### TEXT

Quick Answer: Best Remortgage to Buy a Second Property in 2026
Most mainstream lenders — Halifax, Nationwide, Santander, Barclays, NatWest — allow remortgaging your main home to release a deposit for a second property, typically up to 85% LTV, with 'purchasing another property' an accepted reason. You release the deposit at residential mortgage rates, then take a separate mortgage (residential, holiday-let or buy-to-let) on the new property. Affordability must cover both. A broker structures the two-part deal and confirms you'll pass the second mortgage's criteria too.
Rates last reviewed June 2026. Figures shown are indicative market ranges to help you compare — not live quotes or personalised offers. Mortgage rates change daily and depend on your circumstances, the lender's criteria and the Bank of England base rate. Check live rates for your profile →
How the Two-Part Deal Works
Buying a second property this way involves two linked mortgages:
- Step 1 — release the deposit — you remortgage your main home for more than the current balance, taking the extra as cash for the new property's deposit. This raises your main-home LTV (typically capped at 85% for capital raising).
- Step 2 — mortgage the new property — you arrange a separate mortgage on the second home: residential (if you'll live in it part-time isn't usually allowed — second homes have their own products), holiday-let, or buy-to-let, depending on use.
- Affordability across both — lenders on your main home consider the new commitment; the second mortgage is assessed on its own merits (rental income for BTL/holiday-let, or your income for a second residential home).

######
### DATA RECORDS

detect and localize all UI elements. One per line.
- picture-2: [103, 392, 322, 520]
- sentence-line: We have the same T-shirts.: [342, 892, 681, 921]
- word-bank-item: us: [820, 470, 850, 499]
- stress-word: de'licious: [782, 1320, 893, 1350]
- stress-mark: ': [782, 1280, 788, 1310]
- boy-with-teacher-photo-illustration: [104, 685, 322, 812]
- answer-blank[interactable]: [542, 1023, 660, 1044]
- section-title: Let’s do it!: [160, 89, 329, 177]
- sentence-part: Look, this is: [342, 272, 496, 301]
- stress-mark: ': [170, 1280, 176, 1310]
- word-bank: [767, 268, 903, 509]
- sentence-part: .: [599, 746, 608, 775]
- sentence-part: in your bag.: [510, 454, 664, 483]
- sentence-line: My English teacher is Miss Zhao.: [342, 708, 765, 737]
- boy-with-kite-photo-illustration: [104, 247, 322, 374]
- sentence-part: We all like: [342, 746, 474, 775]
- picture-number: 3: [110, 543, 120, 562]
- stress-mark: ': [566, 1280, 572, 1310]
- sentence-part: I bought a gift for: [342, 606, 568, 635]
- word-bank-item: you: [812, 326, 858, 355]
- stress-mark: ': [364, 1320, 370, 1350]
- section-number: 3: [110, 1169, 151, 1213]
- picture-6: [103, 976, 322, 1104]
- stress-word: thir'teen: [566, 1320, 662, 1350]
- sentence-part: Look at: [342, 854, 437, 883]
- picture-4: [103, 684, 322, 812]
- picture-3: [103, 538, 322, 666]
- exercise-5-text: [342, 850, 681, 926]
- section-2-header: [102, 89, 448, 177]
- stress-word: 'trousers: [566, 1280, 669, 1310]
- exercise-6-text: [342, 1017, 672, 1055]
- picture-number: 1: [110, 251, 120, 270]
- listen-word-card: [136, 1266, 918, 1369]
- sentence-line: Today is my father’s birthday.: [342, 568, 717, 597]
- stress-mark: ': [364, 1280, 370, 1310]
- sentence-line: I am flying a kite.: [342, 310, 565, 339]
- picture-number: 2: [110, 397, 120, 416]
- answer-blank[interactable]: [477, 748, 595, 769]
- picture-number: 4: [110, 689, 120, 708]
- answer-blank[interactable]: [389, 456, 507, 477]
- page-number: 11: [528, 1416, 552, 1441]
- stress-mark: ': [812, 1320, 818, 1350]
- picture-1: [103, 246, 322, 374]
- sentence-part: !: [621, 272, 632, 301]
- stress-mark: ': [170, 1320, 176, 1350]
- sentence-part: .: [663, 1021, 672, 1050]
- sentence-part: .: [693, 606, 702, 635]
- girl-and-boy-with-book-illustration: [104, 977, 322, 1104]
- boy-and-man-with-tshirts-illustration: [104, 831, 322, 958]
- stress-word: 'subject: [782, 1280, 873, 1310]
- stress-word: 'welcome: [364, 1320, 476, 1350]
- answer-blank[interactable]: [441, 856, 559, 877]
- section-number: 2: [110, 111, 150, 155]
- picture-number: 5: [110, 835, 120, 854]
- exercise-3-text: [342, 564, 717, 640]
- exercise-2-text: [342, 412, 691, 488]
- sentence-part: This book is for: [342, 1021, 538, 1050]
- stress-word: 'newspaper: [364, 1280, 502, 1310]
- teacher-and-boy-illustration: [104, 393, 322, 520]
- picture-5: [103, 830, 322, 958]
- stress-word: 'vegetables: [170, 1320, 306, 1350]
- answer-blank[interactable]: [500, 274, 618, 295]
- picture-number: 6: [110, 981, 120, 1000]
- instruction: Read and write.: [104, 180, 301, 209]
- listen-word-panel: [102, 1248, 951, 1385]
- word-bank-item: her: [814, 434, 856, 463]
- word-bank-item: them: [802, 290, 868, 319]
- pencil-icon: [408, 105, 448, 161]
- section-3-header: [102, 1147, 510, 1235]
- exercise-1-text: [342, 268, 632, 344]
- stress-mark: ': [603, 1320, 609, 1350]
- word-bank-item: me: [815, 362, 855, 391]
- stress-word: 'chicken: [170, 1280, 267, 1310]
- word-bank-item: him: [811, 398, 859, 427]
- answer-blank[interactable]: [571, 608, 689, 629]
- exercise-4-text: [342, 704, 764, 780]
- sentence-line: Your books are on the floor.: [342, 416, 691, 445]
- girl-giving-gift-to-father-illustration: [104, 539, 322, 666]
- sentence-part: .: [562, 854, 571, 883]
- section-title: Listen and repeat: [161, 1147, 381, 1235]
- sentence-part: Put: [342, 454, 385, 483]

######

## INSTRUCTIONS
- A) Answer these from the remortgage guide:
(i) Up to what LTV does the guide say lenders typically allow when releasing a deposit from your main home?
(ii) When were the rates last reviewed?
(iii) For a buy-to-let or holiday-let second mortgage, what income is the new property assessed on?
- B) Output the part of the remortgage guide between "Rates last reviewed" and "for capital raising).", inclusive.
- C) Translate this sentence from the remortgage guide into Spanish: "Mortgage rates change daily and depend on your circumstances, the lender's criteria and the Bank of England base rate."
Rely only on the remortgage guide, not on the data.

## ACTIVITY ANSWERS
- A)
(i) 85% LTV
(ii) June 2026
(iii) Rental income

- B)
Rates last reviewed June 2026. Figures shown are indicative market ranges to help you compare — not live quotes or personalised offers. Mortgage rates change daily and depend on your circumstances, the lender's criteria and the Bank of England base rate. Check live rates for your profile →
How the Two-Part Deal Works
Buying a second property this way involves two linked mortgages:
- Step 1 — release the deposit — you remortgage your main home for more than the current balance, taking the extra as cash for the new property's deposit. This raises your main-home LTV (typically capped at 85% for capital raising).

- C) Los tipos hipotecarios cambian a diario y dependen de sus circunstancias, de los criterios del prestamista y del tipo base del Banco de Inglaterra.